[Start]
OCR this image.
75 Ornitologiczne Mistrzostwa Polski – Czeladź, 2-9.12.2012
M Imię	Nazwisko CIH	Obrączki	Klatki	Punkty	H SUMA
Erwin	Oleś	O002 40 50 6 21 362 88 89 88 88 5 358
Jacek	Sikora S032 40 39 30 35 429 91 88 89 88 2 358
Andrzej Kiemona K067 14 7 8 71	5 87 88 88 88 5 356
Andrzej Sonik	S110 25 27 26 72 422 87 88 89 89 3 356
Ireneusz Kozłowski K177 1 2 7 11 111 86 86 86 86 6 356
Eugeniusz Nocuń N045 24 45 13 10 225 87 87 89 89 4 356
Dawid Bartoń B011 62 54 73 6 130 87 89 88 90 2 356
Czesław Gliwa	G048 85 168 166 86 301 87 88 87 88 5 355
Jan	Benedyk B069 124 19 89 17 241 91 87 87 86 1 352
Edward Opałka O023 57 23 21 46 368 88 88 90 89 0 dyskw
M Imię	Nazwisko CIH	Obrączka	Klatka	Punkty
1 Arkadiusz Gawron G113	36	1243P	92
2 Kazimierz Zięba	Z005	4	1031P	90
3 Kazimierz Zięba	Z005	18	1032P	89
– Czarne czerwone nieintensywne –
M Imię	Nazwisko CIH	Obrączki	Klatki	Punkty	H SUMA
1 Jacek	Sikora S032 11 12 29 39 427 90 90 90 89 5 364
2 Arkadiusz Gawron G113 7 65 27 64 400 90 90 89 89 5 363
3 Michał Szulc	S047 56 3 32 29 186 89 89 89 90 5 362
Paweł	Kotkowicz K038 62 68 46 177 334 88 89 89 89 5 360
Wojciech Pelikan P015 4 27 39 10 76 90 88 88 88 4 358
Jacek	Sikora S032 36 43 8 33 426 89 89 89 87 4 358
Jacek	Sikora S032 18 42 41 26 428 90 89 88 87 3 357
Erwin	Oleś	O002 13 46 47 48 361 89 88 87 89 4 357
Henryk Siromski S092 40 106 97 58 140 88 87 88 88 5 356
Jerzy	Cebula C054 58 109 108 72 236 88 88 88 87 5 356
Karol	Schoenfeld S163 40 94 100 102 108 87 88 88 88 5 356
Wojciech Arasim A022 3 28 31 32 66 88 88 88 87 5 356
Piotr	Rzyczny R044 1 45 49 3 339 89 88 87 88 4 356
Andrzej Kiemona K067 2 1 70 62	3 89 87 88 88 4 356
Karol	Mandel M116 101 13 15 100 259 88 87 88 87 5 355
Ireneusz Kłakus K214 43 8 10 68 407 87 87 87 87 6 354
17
[End]
> _Instructions for the task_
Quote the data in full, keeping each word unchanged.

> _Result of the exercise_
OCR this image.
75 Ornitologiczne Mistrzostwa Polski – Czeladź, 2-9.12.2012
M Imię	Nazwisko CIH	Obrączki	Klatki	Punkty	H SUMA
Erwin	Oleś	O002 40 50 6 21 362 88 89 88 88 5 358
Jacek	Sikora S032 40 39 30 35 429 91 88 89 88 2 358
Andrzej Kiemona K067 14 7 8 71	5 87 88 88 88 5 356
Andrzej Sonik	S110 25 27 26 72 422 87 88 89 89 3 356
Ireneusz Kozłowski K177 1 2 7 11 111 86 86 86 86 6 356
Eugeniusz Nocuń N045 24 45 13 10 225 87 87 89 89 4 356
Dawid Bartoń B011 62 54 73 6 130 87 89 88 90 2 356
Czesław Gliwa	G048 85 168 166 86 301 87 88 87 88 5 355
Jan	Benedyk B069 124 19 89 17 241 91 87 87 86 1 352
Edward Opałka O023 57 23 21 46 368 88 88 90 89 0 dyskw
M Imię	Nazwisko CIH	Obrączka	Klatka	Punkty
1 Arkadiusz Gawron G113	36	1243P	92
2 Kazimierz Zięba	Z005	4	1031P	90
3 Kazimierz Zięba	Z005	18	1032P	89
– Czarne czerwone nieintensywne –
M Imię	Nazwisko CIH	Obrączki	Klatki	Punkty	H SUMA
1 Jacek	Sikora S032 11 12 29 39 427 90 90 90 89 5 364
2 Arkadiusz Gawron G113 7 65 27 64 400 90 90 89 89 5 363
3 Michał Szulc	S047 56 3 32 29 186 89 89 89 90 5 362
Paweł	Kotkowicz K038 62 68 46 177 334 88 89 89 89 5 360
Wojciech Pelikan P015 4 27 39 10 76 90 88 88 88 4 358
Jacek	Sikora S032 36 43 8 33 426 89 89 89 87 4 358
Jacek	Sikora S032 18 42 41 26 428 90 89 88 87 3 357
Erwin	Oleś	O002 13 46 47 48 361 89 88 87 89 4 357
Henryk Siromski S092 40 106 97 58 140 88 87 88 88 5 356
Jerzy	Cebula C054 58 109 108 72 236 88 88 88 87 5 356
Karol	Schoenfeld S163 40 94 100 102 108 87 88 88 88 5 356
Wojciech Arasim A022 3 28 31 32 66 88 88 88 87 5 356
Piotr	Rzyczny R044 1 45 49 3 339 89 88 87 88 4 356
Andrzej Kiemona K067 2 1 70 62	3 89 87 88 88 4 356
Karol	Mandel M116 101 13 15 100 259 88 87 88 87 5 355
Ireneusz Kłakus K214 43 8 10 68 407 87 87 87 87 6 354
17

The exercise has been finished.